# How do you determine the limit of (x² - 3x - 2)/(x² - 5) as x approaches infinity?

Apr 28, 2016

${\lim}_{x \rightarrow \infty} \frac{{x}^{2} - 3 x - 2}{{x}^{2} - 5} = 1$

#### Explanation:

Given,

${\lim}_{x \rightarrow \infty} \frac{{x}^{2} - 3 x - 2}{{x}^{2} - 5}$

Divide every term by the term with the highest degree in the denominator.

$= {\lim}_{x \rightarrow \infty} \frac{{x}^{2} / \textcolor{b l u e}{{x}^{2}} - \frac{3 x}{\textcolor{b l u e}{{x}^{2}}} - \frac{2}{\textcolor{b l u e}{{x}^{2}}}}{\frac{\textcolor{b l u e}{{x}^{2}}}{\textcolor{b l u e}{{x}^{2}}} - \frac{5}{\textcolor{b l u e}{{x}^{2}}}}$

$= {\lim}_{x \rightarrow \infty} \frac{1 - \frac{3}{x} - \frac{2}{x} ^ 2}{1 - \frac{5}{x} ^ 2}$

Substitute $x = \infty$.

$= {\lim}_{x \rightarrow \infty} \frac{1 - \frac{3}{\infty} - \frac{2}{\infty} ^ 2}{1 - \frac{5}{\infty} ^ 2}$

Any constant divided by $\infty$ has a limit of $0$ since the quotient would approach $0$.

$= {\lim}_{x \rightarrow \infty} \frac{1 - 0 - 0}{1 - 0}$

$= {\lim}_{x \rightarrow \infty} \frac{1}{1}$

$= 1$

▶ Dataset records
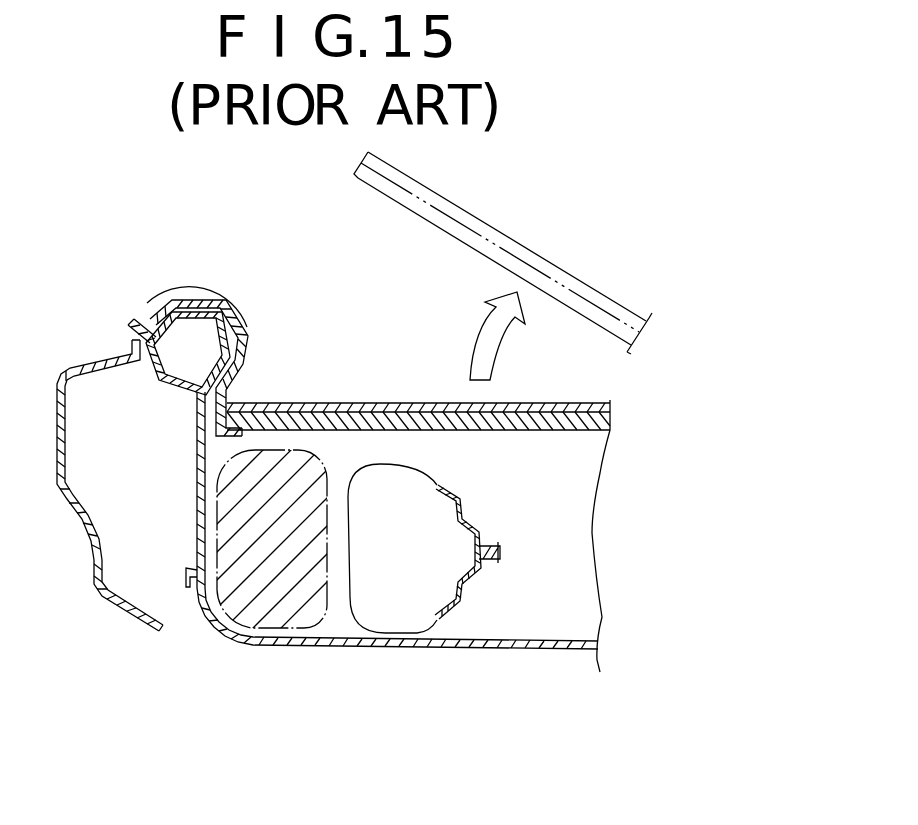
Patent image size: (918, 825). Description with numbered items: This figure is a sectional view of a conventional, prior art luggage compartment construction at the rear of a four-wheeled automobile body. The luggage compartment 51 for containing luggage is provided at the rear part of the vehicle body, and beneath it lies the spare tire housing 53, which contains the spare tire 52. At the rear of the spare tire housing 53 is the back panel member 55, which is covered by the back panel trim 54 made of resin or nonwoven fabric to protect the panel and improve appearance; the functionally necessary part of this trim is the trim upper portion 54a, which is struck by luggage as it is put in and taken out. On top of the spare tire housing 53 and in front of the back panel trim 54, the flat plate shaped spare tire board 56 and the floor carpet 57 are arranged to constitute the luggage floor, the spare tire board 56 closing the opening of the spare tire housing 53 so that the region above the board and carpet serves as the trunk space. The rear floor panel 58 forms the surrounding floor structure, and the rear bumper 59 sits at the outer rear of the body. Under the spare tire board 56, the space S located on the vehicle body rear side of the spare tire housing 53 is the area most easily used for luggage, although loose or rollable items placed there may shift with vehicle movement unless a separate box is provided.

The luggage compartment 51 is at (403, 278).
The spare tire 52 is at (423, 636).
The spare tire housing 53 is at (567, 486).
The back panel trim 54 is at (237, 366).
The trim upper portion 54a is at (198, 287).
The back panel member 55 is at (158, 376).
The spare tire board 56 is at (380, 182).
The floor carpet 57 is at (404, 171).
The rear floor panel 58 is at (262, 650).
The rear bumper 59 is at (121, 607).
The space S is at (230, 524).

--

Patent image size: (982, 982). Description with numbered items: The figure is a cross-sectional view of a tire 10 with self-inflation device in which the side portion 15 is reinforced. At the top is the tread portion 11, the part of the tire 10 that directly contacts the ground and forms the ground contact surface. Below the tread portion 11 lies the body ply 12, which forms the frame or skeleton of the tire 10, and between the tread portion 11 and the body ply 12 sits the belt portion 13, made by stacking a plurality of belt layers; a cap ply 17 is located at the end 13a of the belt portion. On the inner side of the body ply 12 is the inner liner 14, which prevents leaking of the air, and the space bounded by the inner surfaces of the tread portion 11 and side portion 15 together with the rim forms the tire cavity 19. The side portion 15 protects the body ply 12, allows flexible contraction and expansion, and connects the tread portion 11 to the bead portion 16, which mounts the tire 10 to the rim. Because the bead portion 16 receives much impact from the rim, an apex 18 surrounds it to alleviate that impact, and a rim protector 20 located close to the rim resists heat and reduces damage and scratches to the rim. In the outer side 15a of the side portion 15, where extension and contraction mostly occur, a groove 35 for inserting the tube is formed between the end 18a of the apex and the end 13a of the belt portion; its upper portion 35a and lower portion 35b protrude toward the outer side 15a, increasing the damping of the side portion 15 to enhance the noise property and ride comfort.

▶ Tasks to carry out
1: Using the limit solution, decide whether each statement agrees with it: (a) every term is divided by the highest-degree term of the numerator; (b) a constant divided by infinity is said to have a limit of 0; (c) the solution substitutes x = 0. Give yes or no for each, along with the deciding words quoted from the limit solution.
2: Put the listing from the line holding "Patent image size: (918, 825)." through the line holding "The floor carpet 57 is at (404, 171).", inclusive, into a two-column CSV with the columns input and output. Each row should hold the text and its answer, each in one quoted field, with line breaks turned into spaces.

▶ Responses for each task
1:
(a) No: "Divide every term by the term with the highest degree in the denominator."
(b) Yes: "Any constant divided by $\infty$ has a limit of $0$ since the quotient would approach $0$."
(c) No: "Substitute $x = \infty$."

2:
input,output
"Patent image size: (918, 825). Description with numbered items: This figure is a sectional view of a conventional, prior art luggage compartment construction at the rear of a four-wheeled automobile body. The luggage compartment 51 for containing luggage is provided at the rear part of the vehicle body, and beneath it lies the spare tire housing 53, which contains the spare tire 52. At the rear of the spare tire housing 53 is the back panel member 55, which is covered by the back panel trim 54 made of resin or nonwoven fabric to protect the panel and improve appearance; the functionally necessary part of this trim is the trim upper portion 54a, which is struck by luggage as it is put in and taken out. On top of the spare tire housing 53 and in front of the back panel trim 54, the flat plate shaped spare tire board 56 and the floor carpet 57 are arranged to constitute the luggage floor, the spare tire board 56 closing the opening of the spare tire housing 53 so that the region above the board and carpet serves as the trunk space. The rear floor panel 58 forms the surrounding floor structure, and the rear bumper 59 sits at the outer rear of the body. Under the spare tire board 56, the space S located on the vehicle body rear side of the spare tire housing 53 is the area most easily used for luggage, although loose or rollable items placed there may shift with vehicle movement unless a separate box is provided.","The luggage compartment 51 is at (403, 278). The spare tire 52 is at (423, 636). The spare tire housing 53 is at (567, 486). The back panel trim 54 is at (237, 366). The trim upper portion 54a is at (198, 287). The back panel member 55 is at (158, 376). The spare tire board 56 is at (380, 182). The floor carpet 57 is at (404, 171)."